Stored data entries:
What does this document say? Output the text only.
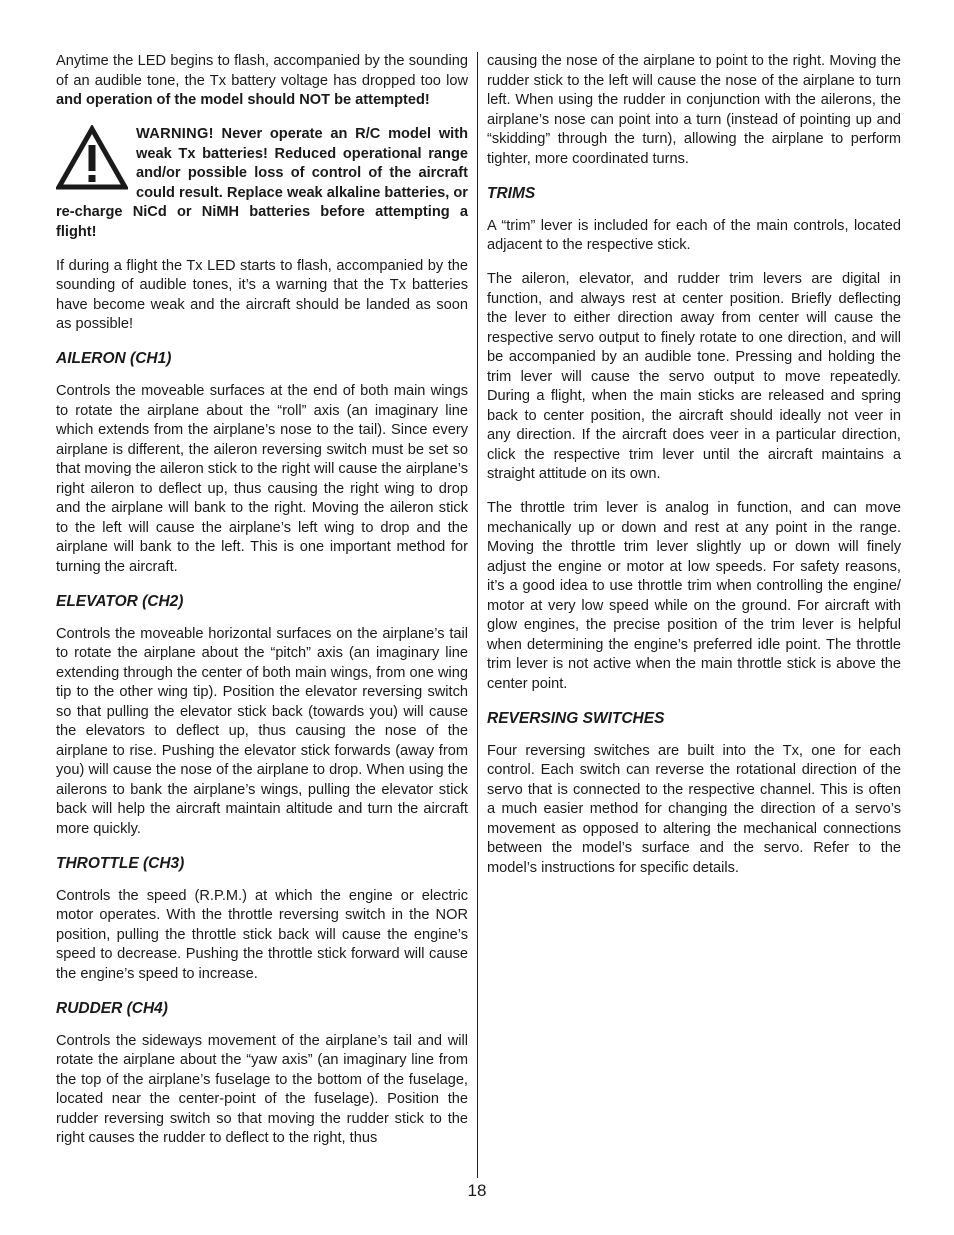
Anytime the LED begins to flash, accompanied by the sounding of an audible tone, the Tx battery voltage has dropped too low and operation of the model should NOT be attempted!

WARNING! Never operate an R/C model with weak Tx batteries! Reduced operational range and/or possible loss of control of the aircraft could result. Replace weak alkaline batteries, or re-charge NiCd or NiMH batteries before attempting a flight!

If during a flight the Tx LED starts to flash, accompanied by the sounding of audible tones, it’s a warning that the Tx batteries have become weak and the aircraft should be landed as soon as possible!

AILERON (CH1)

Controls the moveable surfaces at the end of both main wings to rotate the airplane about the “roll” axis (an imaginary line which extends from the airplane’s nose to the tail). Since every airplane is different, the aileron reversing switch must be set so that moving the aileron stick to the right will cause the airplane’s right aileron to deflect up, thus causing the right wing to drop and the airplane will bank to the right. Moving the aileron stick to the left will cause the airplane’s left wing to drop and the airplane will bank to the left. This is one important method for turning the aircraft.

ELEVATOR (CH2)

Controls the moveable horizontal surfaces on the airplane’s tail to rotate the airplane about the “pitch” axis (an imaginary line extending through the center of both main wings, from one wing tip to the other wing tip). Position the elevator reversing switch so that pulling the elevator stick back (towards you) will cause the elevators to deflect up, thus causing the nose of the airplane to rise. Pushing the elevator stick forwards (away from you) will cause the nose of the airplane to drop. When using the ailerons to bank the airplane’s wings, pulling the elevator stick back will help the aircraft maintain altitude and turn the aircraft more quickly.

THROTTLE (CH3)

Controls the speed (R.P.M.) at which the engine or electric motor operates. With the throttle reversing switch in the NOR position, pulling the throttle stick back will cause the engine’s speed to decrease. Pushing the throttle stick forward will cause the engine’s speed to increase.

RUDDER (CH4)

Controls the sideways movement of the airplane’s tail and will rotate the airplane about the “yaw axis” (an imaginary line from the top of the airplane’s fuselage to the bottom of the fuselage, located near the center-point of the fuselage). Position the rudder reversing switch so that moving the rudder stick to the right causes the rudder to deflect to the right, thus

causing the nose of the airplane to point to the right. Moving the rudder stick to the left will cause the nose of the airplane to turn left. When using the rudder in conjunction with the ailerons, the airplane’s nose can point into a turn (instead of pointing up and “skidding” through the turn), allowing the airplane to perform tighter, more coordinated turns.

TRIMS

A “trim” lever is included for each of the main controls, located adjacent to the respective stick.

The aileron, elevator, and rudder trim levers are digital in function, and always rest at center position. Briefly deflecting the lever to either direction away from center will cause the respective servo output to finely rotate to one direction, and will be accompanied by an audible tone. Pressing and holding the trim lever will cause the servo output to move repeatedly. During a flight, when the main sticks are released and spring back to center position, the aircraft should ideally not veer in any direction. If the aircraft does veer in a particular direction, click the respective trim lever until the aircraft maintains a straight attitude on its own.

The throttle trim lever is analog in function, and can move mechanically up or down and rest at any point in the range. Moving the throttle trim lever slightly up or down will finely adjust the engine or motor at low speeds. For safety reasons, it’s a good idea to use throttle trim when controlling the engine/ motor at very low speed while on the ground. For aircraft with glow engines, the precise position of the trim lever is helpful when determining the engine’s preferred idle point. The throttle trim lever is not active when the main throttle stick is above the center point.

REVERSING SWITCHES

Four reversing switches are built into the Tx, one for each control. Each switch can reverse the rotational direction of the servo that is connected to the respective channel. This is often a much easier method for changing the direction of a servo’s movement as opposed to altering the mechanical connections between the model’s surface and the servo. Refer to the model’s instructions for specific details.

18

■ EXERCISE AIM:
Return all of the entries exactly as written, but drop any pictures they hold.

■ RESULT FOR THIS EXERCISE:
What does this document say? Output the text only.
Anytime the LED begins to flash, accompanied by the sounding of an audible tone, the Tx battery voltage has dropped too low and operation of the model should NOT be attempted!

WARNING! Never operate an R/C model with weak Tx batteries! Reduced operational range and/or possible loss of control of the aircraft could result. Replace weak alkaline batteries, or re-charge NiCd or NiMH batteries before attempting a flight!

If during a flight the Tx LED starts to flash, accompanied by the sounding of audible tones, it’s a warning that the Tx batteries have become weak and the aircraft should be landed as soon as possible!

AILERON (CH1)

Controls the moveable surfaces at the end of both main wings to rotate the airplane about the “roll” axis (an imaginary line which extends from the airplane’s nose to the tail). Since every airplane is different, the aileron reversing switch must be set so that moving the aileron stick to the right will cause the airplane’s right aileron to deflect up, thus causing the right wing to drop and the airplane will bank to the right. Moving the aileron stick to the left will cause the airplane’s left wing to drop and the airplane will bank to the left. This is one important method for turning the aircraft.

ELEVATOR (CH2)

Controls the moveable horizontal surfaces on the airplane’s tail to rotate the airplane about the “pitch” axis (an imaginary line extending through the center of both main wings, from one wing tip to the other wing tip). Position the elevator reversing switch so that pulling the elevator stick back (towards you) will cause the elevators to deflect up, thus causing the nose of the airplane to rise. Pushing the elevator stick forwards (away from you) will cause the nose of the airplane to drop. When using the ailerons to bank the airplane’s wings, pulling the elevator stick back will help the aircraft maintain altitude and turn the aircraft more quickly.

THROTTLE (CH3)

Controls the speed (R.P.M.) at which the engine or electric motor operates. With the throttle reversing switch in the NOR position, pulling the throttle stick back will cause the engine’s speed to decrease. Pushing the throttle stick forward will cause the engine’s speed to increase.

RUDDER (CH4)

Controls the sideways movement of the airplane’s tail and will rotate the airplane about the “yaw axis” (an imaginary line from the top of the airplane’s fuselage to the bottom of the fuselage, located near the center-point of the fuselage). Position the rudder reversing switch so that moving the rudder stick to the right causes the rudder to deflect to the right, thus

causing the nose of the airplane to point to the right. Moving the rudder stick to the left will cause the nose of the airplane to turn left. When using the rudder in conjunction with the ailerons, the airplane’s nose can point into a turn (instead of pointing up and “skidding” through the turn), allowing the airplane to perform tighter, more coordinated turns.

TRIMS

A “trim” lever is included for each of the main controls, located adjacent to the respective stick.

The aileron, elevator, and rudder trim levers are digital in function, and always rest at center position. Briefly deflecting the lever to either direction away from center will cause the respective servo output to finely rotate to one direction, and will be accompanied by an audible tone. Pressing and holding the trim lever will cause the servo output to move repeatedly. During a flight, when the main sticks are released and spring back to center position, the aircraft should ideally not veer in any direction. If the aircraft does veer in a particular direction, click the respective trim lever until the aircraft maintains a straight attitude on its own.

The throttle trim lever is analog in function, and can move mechanically up or down and rest at any point in the range. Moving the throttle trim lever slightly up or down will finely adjust the engine or motor at low speeds. For safety reasons, it’s a good idea to use throttle trim when controlling the engine/ motor at very low speed while on the ground. For aircraft with glow engines, the precise position of the trim lever is helpful when determining the engine’s preferred idle point. The throttle trim lever is not active when the main throttle stick is above the center point.

REVERSING SWITCHES

Four reversing switches are built into the Tx, one for each control. Each switch can reverse the rotational direction of the servo that is connected to the respective channel. This is often a much easier method for changing the direction of a servo’s movement as opposed to altering the mechanical connections between the model’s surface and the servo. Refer to the model’s instructions for specific details.

18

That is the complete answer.